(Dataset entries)
____________________

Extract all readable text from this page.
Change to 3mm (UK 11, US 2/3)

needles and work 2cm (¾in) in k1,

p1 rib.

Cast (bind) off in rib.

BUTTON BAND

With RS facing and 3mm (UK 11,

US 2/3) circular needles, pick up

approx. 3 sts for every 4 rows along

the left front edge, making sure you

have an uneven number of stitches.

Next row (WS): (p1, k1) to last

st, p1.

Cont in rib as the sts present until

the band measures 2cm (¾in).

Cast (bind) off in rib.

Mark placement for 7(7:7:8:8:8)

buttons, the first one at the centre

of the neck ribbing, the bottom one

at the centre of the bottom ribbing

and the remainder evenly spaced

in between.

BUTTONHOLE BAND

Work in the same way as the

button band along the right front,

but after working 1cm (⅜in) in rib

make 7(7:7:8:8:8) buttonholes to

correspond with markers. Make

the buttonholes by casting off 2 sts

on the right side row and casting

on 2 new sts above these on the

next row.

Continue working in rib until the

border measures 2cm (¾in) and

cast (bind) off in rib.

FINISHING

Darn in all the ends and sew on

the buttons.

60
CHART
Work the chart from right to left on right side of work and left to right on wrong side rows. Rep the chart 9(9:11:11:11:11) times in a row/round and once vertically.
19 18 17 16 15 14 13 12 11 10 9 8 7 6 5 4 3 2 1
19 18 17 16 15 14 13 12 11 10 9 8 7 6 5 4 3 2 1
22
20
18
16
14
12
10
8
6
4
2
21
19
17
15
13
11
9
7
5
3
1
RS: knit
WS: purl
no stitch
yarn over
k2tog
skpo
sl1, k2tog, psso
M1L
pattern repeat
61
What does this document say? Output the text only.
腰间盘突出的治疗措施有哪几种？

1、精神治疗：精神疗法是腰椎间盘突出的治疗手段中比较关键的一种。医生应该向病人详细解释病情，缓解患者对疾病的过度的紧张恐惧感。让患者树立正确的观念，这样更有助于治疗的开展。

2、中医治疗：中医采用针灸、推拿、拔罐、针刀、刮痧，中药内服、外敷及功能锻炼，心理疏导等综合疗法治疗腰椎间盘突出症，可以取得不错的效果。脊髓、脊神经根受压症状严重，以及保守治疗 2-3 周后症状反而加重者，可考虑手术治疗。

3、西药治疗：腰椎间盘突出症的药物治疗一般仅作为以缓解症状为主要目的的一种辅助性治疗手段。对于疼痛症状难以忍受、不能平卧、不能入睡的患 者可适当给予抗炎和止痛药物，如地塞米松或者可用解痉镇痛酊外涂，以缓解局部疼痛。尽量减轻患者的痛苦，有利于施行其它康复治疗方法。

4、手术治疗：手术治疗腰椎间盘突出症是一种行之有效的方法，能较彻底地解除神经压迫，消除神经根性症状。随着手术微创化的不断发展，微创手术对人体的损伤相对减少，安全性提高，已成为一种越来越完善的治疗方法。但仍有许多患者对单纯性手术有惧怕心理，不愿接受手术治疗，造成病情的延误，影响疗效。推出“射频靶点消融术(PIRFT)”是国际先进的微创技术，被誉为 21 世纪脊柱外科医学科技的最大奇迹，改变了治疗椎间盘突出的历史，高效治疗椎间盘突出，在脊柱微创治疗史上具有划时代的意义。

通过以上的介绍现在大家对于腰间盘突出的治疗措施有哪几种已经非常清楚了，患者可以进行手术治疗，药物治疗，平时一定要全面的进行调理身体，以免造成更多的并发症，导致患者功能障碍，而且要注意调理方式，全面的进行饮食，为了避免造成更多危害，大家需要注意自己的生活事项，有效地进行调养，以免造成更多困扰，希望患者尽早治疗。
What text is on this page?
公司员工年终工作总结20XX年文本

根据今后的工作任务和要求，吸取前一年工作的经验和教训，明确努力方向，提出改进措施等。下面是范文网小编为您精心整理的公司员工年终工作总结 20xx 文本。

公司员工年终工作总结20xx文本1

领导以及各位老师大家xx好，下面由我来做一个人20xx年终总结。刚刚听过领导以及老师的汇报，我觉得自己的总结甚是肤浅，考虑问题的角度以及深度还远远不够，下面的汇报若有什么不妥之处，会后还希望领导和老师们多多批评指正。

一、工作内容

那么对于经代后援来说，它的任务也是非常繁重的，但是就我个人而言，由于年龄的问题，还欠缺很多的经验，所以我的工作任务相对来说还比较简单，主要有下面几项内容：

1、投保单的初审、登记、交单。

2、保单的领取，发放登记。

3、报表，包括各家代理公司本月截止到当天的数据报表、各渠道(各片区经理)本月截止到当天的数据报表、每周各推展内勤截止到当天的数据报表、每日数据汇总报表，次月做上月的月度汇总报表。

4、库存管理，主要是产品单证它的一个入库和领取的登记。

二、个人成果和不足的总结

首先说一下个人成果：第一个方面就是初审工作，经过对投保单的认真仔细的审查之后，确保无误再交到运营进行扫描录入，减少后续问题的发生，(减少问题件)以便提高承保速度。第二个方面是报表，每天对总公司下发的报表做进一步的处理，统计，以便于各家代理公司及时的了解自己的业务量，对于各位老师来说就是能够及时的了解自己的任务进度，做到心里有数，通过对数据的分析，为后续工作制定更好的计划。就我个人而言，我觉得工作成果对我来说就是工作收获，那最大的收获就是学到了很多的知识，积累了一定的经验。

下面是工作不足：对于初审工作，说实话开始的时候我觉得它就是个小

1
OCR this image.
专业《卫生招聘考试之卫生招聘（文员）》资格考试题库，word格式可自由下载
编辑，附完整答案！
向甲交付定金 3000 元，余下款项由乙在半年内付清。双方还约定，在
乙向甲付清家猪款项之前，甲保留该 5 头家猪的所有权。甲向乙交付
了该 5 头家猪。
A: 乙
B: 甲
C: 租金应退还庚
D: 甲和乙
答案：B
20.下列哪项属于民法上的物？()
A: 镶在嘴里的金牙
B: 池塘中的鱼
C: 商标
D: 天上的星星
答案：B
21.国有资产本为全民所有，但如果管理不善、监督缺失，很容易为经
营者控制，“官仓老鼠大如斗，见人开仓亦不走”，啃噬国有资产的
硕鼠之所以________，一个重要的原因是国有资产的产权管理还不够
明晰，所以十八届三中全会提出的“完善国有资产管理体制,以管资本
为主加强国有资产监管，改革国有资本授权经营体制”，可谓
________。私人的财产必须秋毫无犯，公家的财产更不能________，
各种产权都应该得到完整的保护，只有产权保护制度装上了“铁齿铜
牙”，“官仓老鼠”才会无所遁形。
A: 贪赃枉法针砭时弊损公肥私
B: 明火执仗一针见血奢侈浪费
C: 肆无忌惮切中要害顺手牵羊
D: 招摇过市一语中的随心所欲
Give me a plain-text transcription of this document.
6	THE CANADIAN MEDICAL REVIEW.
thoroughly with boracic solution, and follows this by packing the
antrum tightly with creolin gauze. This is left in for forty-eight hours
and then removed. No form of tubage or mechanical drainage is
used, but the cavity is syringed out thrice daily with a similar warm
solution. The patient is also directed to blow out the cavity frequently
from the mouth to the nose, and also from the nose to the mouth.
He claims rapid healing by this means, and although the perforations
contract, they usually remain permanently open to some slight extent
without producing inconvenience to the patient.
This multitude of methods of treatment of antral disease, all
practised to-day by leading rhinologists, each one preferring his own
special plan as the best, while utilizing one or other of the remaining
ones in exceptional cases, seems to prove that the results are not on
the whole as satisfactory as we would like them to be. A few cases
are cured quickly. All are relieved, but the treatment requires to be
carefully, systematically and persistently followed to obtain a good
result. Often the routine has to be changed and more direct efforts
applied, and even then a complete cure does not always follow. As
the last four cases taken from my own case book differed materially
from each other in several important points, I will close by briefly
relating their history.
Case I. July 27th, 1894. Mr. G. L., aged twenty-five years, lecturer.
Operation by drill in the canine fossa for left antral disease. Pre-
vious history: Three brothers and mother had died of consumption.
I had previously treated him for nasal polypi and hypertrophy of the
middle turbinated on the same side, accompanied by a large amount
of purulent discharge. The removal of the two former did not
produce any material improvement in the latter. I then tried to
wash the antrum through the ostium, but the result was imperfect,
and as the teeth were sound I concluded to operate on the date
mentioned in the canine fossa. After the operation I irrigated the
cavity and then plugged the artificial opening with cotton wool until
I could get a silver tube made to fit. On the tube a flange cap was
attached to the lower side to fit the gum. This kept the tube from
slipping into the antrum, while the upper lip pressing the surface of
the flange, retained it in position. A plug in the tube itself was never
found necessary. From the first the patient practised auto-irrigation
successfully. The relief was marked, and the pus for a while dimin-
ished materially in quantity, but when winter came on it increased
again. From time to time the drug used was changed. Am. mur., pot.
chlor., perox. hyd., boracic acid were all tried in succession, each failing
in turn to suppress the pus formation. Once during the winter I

____________________

WRITTEN INSTRUCTION> Identify and list each line with the word "changed".

EXERCISE OUTPUT>
result. Often the routine has to be changed and more direct efforts
again. From time to time the drug used was changed. Am. mur., pot.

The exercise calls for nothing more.